Task goal:
Where a line of the records contains the word "lookup", show that line.

Records provided:
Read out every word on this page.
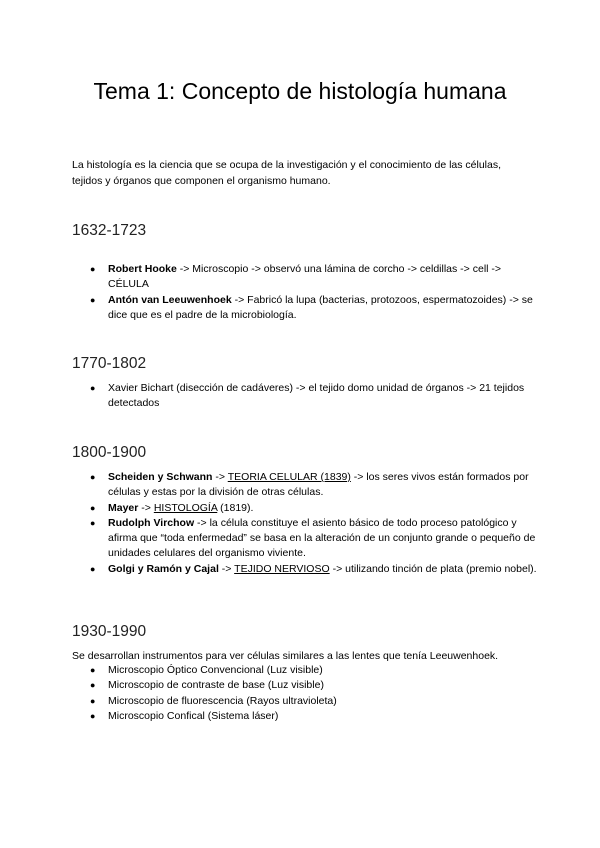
Tema 1: Concepto de histología humana

La histología es la ciencia que se ocupa de la investigación y el conocimiento de las células, tejidos y órganos que componen el organismo humano.

1632-1723
● Robert Hooke -> Microscopio -> observó una lámina de corcho -> celdillas -> cell -> CÉLULA
● Antón van Leeuwenhoek -> Fabricó la lupa (bacterias, protozoos, espermatozoides) -> se dice que es el padre de la microbiología.
1770-1802
● Xavier Bichart (disección de cadáveres) -> el tejido domo unidad de órganos -> 21 tejidos detectados
1800-1900
● Scheiden y Schwann -> TEORIA CELULAR (1839) -> los seres vivos están formados por células y estas por la división de otras células.
● Mayer -> HISTOLOGÍA (1819).
● Rudolph Virchow -> la célula constituye el asiento básico de todo proceso patológico y afirma que “toda enfermedad” se basa en la alteración de un conjunto grande o pequeño de unidades celulares del organismo viviente.
● Golgi y Ramón y Cajal -> TEJIDO NERVIOSO -> utilizando tinción de plata (premio nobel).
1930-1990

Se desarrollan instrumentos para ver células similares a las lentes que tenía Leeuwenhoek.

● Microscopio Óptico Convencional (Luz visible)
● Microscopio de contraste de base (Luz visible)
● Microscopio de fluorescencia (Rayos ultravioleta)
● Microscopio Confical (Sistema láser)
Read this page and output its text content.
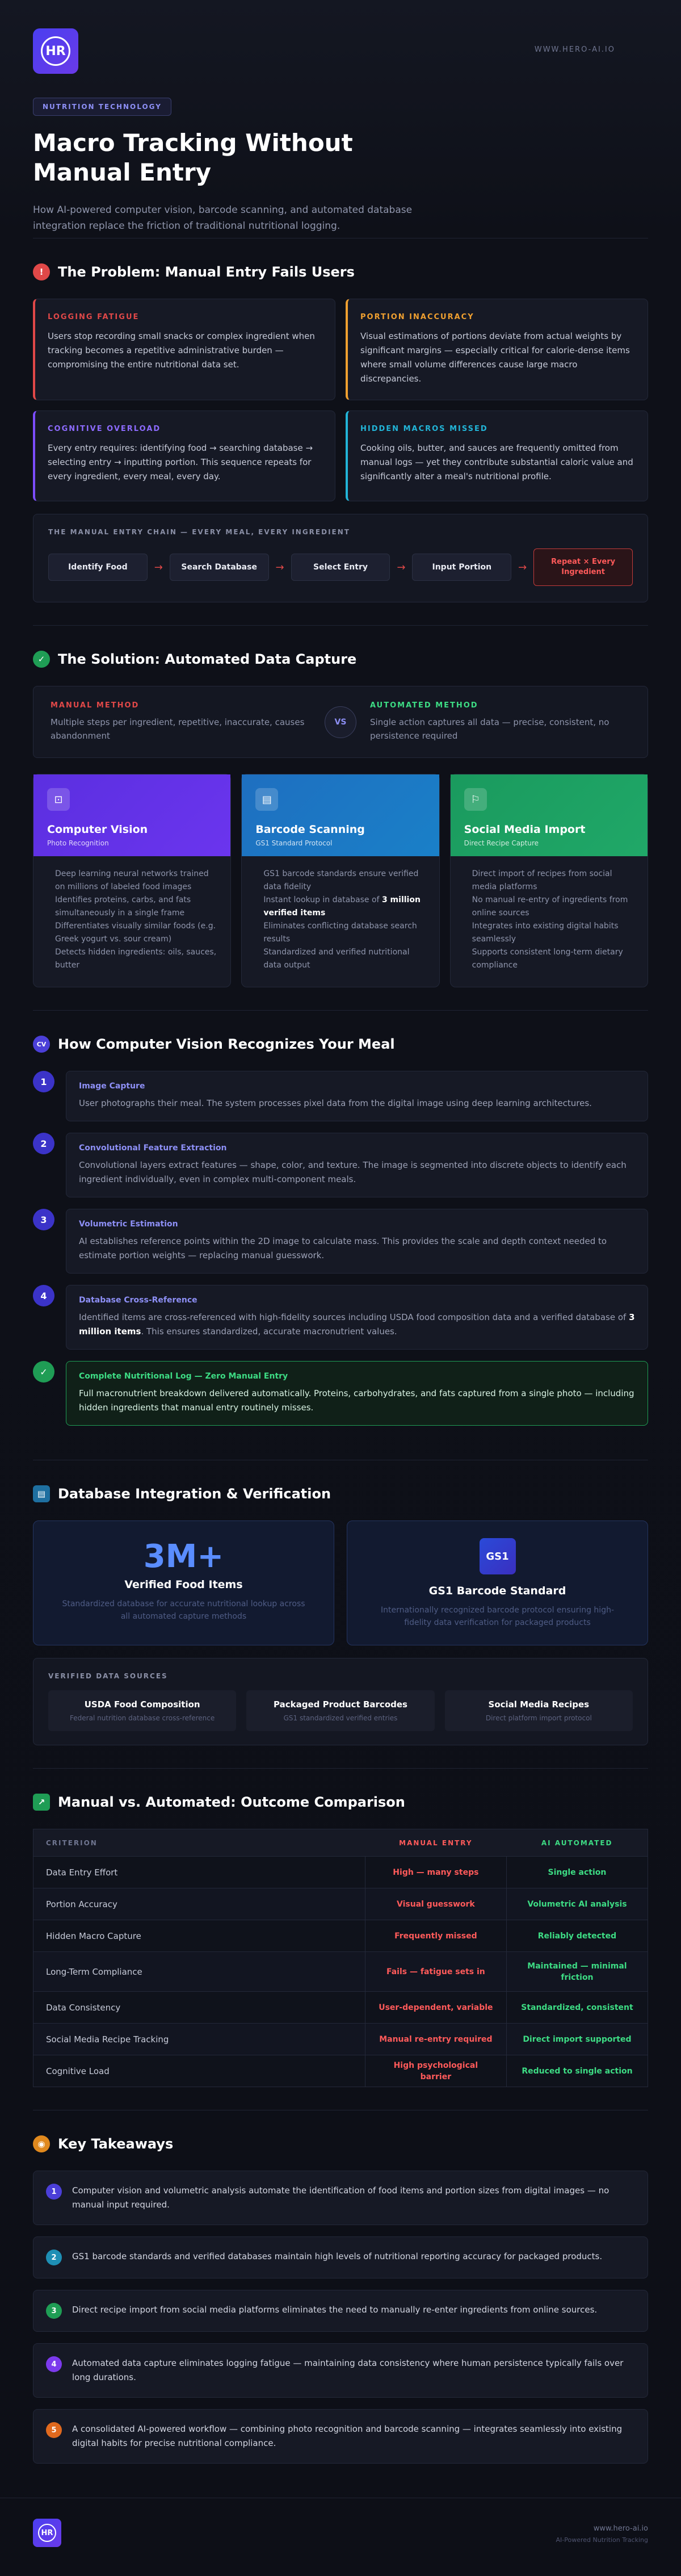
HR	WWW.HERO-AI.IO
NUTRITION TECHNOLOGY
Macro Tracking Without Manual Entry

How AI-powered computer vision, barcode scanning, and automated database integration replace the friction of traditional nutritional logging.

!	The Problem: Manual Entry Fails Users
LOGGING FATIGUE

Users stop recording small snacks or complex ingredient when tracking becomes a repetitive administrative burden — compromising the entire nutritional data set.

PORTION INACCURACY

Visual estimations of portions deviate from actual weights by significant margins — especially critical for calorie-dense items where small volume differences cause large macro discrepancies.

COGNITIVE OVERLOAD

Every entry requires: identifying food → searching database → selecting entry → inputting portion. This sequence repeats for every ingredient, every meal, every day.

HIDDEN MACROS MISSED

Cooking oils, butter, and sauces are frequently omitted from manual logs — yet they contribute substantial caloric value and significantly alter a meal's nutritional profile.

THE MANUAL ENTRY CHAIN — EVERY MEAL, EVERY INGREDIENT
Identify Food	→	Search Database	→	Select Entry	→	Input Portion	→	Repeat × Every Ingredient
✓ The Solution: Automated Data Capture
MANUAL METHOD

Multiple steps per ingredient, repetitive, inaccurate, causes abandonment

VS
AUTOMATED METHOD

Single action captures all data — precise, consistent, no persistence required

⊡
Computer Vision
Photo Recognition
Deep learning neural networks trained on millions of labeled food images
Identifies proteins, carbs, and fats simultaneously in a single frame
Differentiates visually similar foods (e.g. Greek yogurt vs. sour cream)
Detects hidden ingredients: oils, sauces, butter
▤
Barcode Scanning
GS1 Standard Protocol
GS1 barcode standards ensure verified data fidelity
Instant lookup in database of 3 million verified items
Eliminates conflicting database search results
Standardized and verified nutritional data output
⚐
Social Media Import
Direct Recipe Capture
Direct import of recipes from social media platforms
No manual re-entry of ingredients from online sources
Integrates into existing digital habits seamlessly
Supports consistent long-term dietary compliance
CV How Computer Vision Recognizes Your Meal
1	Image Capture

User photographs their meal. The system processes pixel data from the digital image using deep learning architectures.

2	Convolutional Feature Extraction

Convolutional layers extract features — shape, color, and texture. The image is segmented into discrete objects to identify each ingredient individually, even in complex multi-component meals.

3	Volumetric Estimation

AI establishes reference points within the 2D image to calculate mass. This provides the scale and depth context needed to estimate portion weights — replacing manual guesswork.

4	Database Cross-Reference

Identified items are cross-referenced with high-fidelity sources including USDA food composition data and a verified database of 3 million items. This ensures standardized, accurate macronutrient values.

✓	Complete Nutritional Log — Zero Manual Entry

Full macronutrient breakdown delivered automatically. Proteins, carbohydrates, and fats captured from a single photo — including hidden ingredients that manual entry routinely misses.

▤ Database Integration & Verification
3M+
Verified Food Items

Standardized database for accurate nutritional lookup across all automated capture methods

GS1
GS1 Barcode Standard

Internationally recognized barcode protocol ensuring high-fidelity data verification for packaged products

VERIFIED DATA SOURCES
USDA Food Composition
Federal nutrition database cross-reference
Packaged Product Barcodes
GS1 standardized verified entries
Social Media Recipes
Direct platform import protocol
↗ Manual vs. Automated: Outcome Comparison
CRITERION	MANUAL ENTRY	AI AUTOMATED
Data Entry Effort	High — many steps	Single action
Portion Accuracy	Visual guesswork	Volumetric AI analysis
Hidden Macro Capture	Frequently missed	Reliably detected
Long-Term Compliance	Fails — fatigue sets in	Maintained — minimal friction
Data Consistency	User-dependent, variable	Standardized, consistent
Social Media Recipe Tracking	Manual re-entry required	Direct import supported
Cognitive Load	High psychological barrier	Reduced to single action
◉ Key Takeaways
1	Computer vision and volumetric analysis automate the identification of food items and portion sizes from digital images — no manual input required.

2	GS1 barcode standards and verified databases maintain high levels of nutritional reporting accuracy for packaged products.

3	Direct recipe import from social media platforms eliminates the need to manually re-enter ingredients from online sources.

4	Automated data capture eliminates logging fatigue — maintaining data consistency where human persistence typically fails over long durations.

5	A consolidated AI-powered workflow — combining photo recognition and barcode scanning — integrates seamlessly into existing digital habits for precise nutritional compliance.

HR	www.hero-ai.io
AI-Powered Nutrition Tracking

Expected answer:
Instant lookup in database of 3 million verified items
Standardized database for accurate nutritional lookup across all automated capture methods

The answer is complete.